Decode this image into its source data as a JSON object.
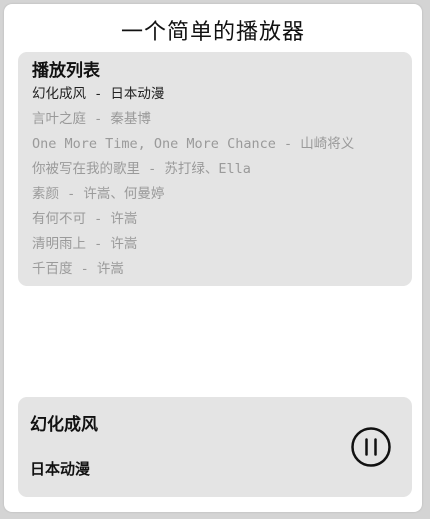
{
  "app": {
    "title": "一个简单的播放器"
  },
  "playlist": {
    "heading": "播放列表",
    "tracks": [
      {
        "label": "幻化成风 - 日本动漫",
        "active": true
      },
      {
        "label": "言叶之庭 - 秦基博",
        "active": false
      },
      {
        "label": "One More Time, One More Chance - 山崎将义",
        "active": false
      },
      {
        "label": "你被写在我的歌里 - 苏打绿、Ella",
        "active": false
      },
      {
        "label": "素颜 - 许嵩、何曼婷",
        "active": false
      },
      {
        "label": "有何不可 - 许嵩",
        "active": false
      },
      {
        "label": "清明雨上 - 许嵩",
        "active": false
      },
      {
        "label": "千百度 - 许嵩",
        "active": false
      }
    ]
  },
  "now_playing": {
    "title": "幻化成风",
    "artist": "日本动漫",
    "control_icon": "pause-icon"
  }
}
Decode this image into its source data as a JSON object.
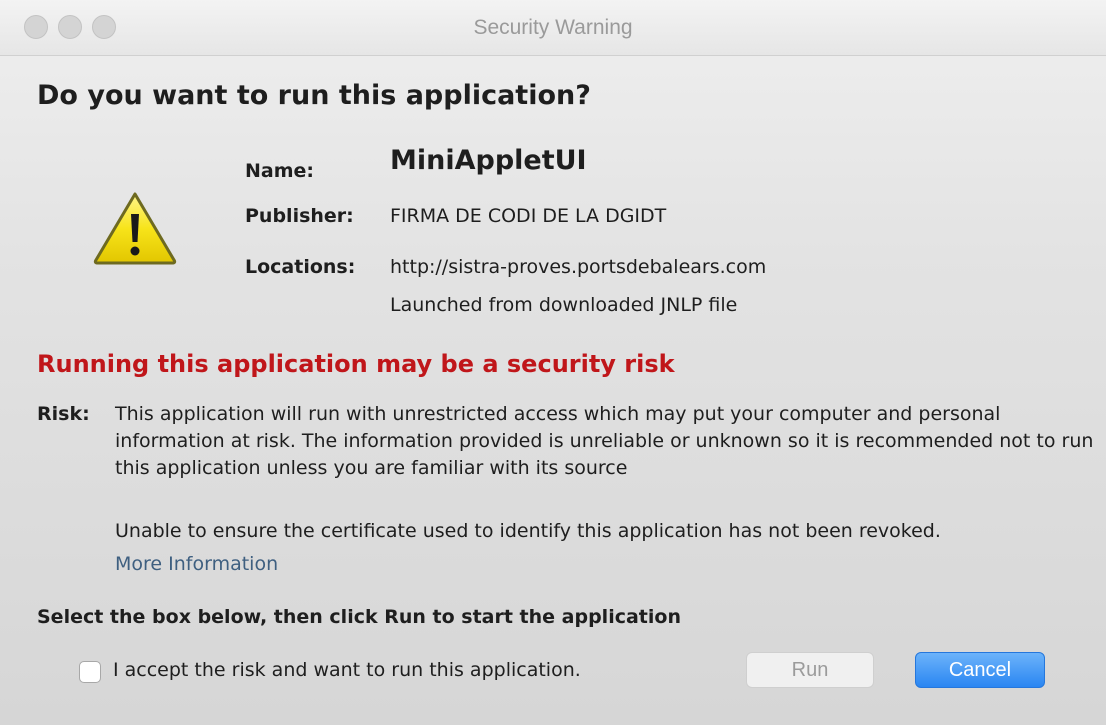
{
  "window": {
    "title": "Security Warning"
  },
  "headline": "Do you want to run this application?",
  "app_info": {
    "name_label": "Name:",
    "name_value": "MiniAppletUI",
    "publisher_label": "Publisher:",
    "publisher_value": "FIRMA DE CODI DE LA DGIDT",
    "locations_label": "Locations:",
    "location_url": "http://sistra-proves.portsdebalears.com",
    "location_source": "Launched from downloaded JNLP file"
  },
  "risk": {
    "title": "Running this application may be a security risk",
    "label": "Risk:",
    "description": "This application will run with unrestricted access which may put your computer and personal information at risk. The information provided is unreliable or unknown so it is recommended not to run this application unless you are familiar with its source",
    "revocation_note": "Unable to ensure the certificate used to identify this application has not been revoked.",
    "more_info_link": "More Information"
  },
  "accept": {
    "instruction": "Select the box below, then click Run to start the application",
    "checkbox_label": "I accept the risk and want to run this application.",
    "checked": false
  },
  "buttons": {
    "run_label": "Run",
    "cancel_label": "Cancel"
  },
  "icons": {
    "warning": "warning-triangle-icon"
  },
  "colors": {
    "risk_red": "#c0161a",
    "link_blue": "#3e5f80",
    "primary_button": "#2a86f2",
    "warning_yellow": "#f4e000"
  }
}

Prompt - In your copy, repeat each record exactly and include no pictures.

Finished exercise -
Decode this image into its source data as a JSON object.
{
  "app": {
    "title": "一个简单的播放器"
  },
  "playlist": {
    "heading": "播放列表",
    "tracks": [
      {
        "label": "幻化成风 - 日本动漫",
        "active": true
      },
      {
        "label": "言叶之庭 - 秦基博",
        "active": false
      },
      {
        "label": "One More Time, One More Chance - 山崎将义",
        "active": false
      },
      {
        "label": "你被写在我的歌里 - 苏打绿、Ella",
        "active": false
      },
      {
        "label": "素颜 - 许嵩、何曼婷",
        "active": false
      },
      {
        "label": "有何不可 - 许嵩",
        "active": false
      },
      {
        "label": "清明雨上 - 许嵩",
        "active": false
      },
      {
        "label": "千百度 - 许嵩",
        "active": false
      }
    ]
  },
  "now_playing": {
    "title": "幻化成风",
    "artist": "日本动漫",
    "control_icon": "pause-icon"
  }
}
Decode this image into its source data as a JSON object.
{
  "window": {
    "title": "Security Warning"
  },
  "headline": "Do you want to run this application?",
  "app_info": {
    "name_label": "Name:",
    "name_value": "MiniAppletUI",
    "publisher_label": "Publisher:",
    "publisher_value": "FIRMA DE CODI DE LA DGIDT",
    "locations_label": "Locations:",
    "location_url": "http://sistra-proves.portsdebalears.com",
    "location_source": "Launched from downloaded JNLP file"
  },
  "risk": {
    "title": "Running this application may be a security risk",
    "label": "Risk:",
    "description": "This application will run with unrestricted access which may put your computer and personal information at risk. The information provided is unreliable or unknown so it is recommended not to run this application unless you are familiar with its source",
    "revocation_note": "Unable to ensure the certificate used to identify this application has not been revoked.",
    "more_info_link": "More Information"
  },
  "accept": {
    "instruction": "Select the box below, then click Run to start the application",
    "checkbox_label": "I accept the risk and want to run this application.",
    "checked": false
  },
  "buttons": {
    "run_label": "Run",
    "cancel_label": "Cancel"
  },
  "icons": {
    "warning": "warning-triangle-icon"
  },
  "colors": {
    "risk_red": "#c0161a",
    "link_blue": "#3e5f80",
    "primary_button": "#2a86f2",
    "warning_yellow": "#f4e000"
  }
}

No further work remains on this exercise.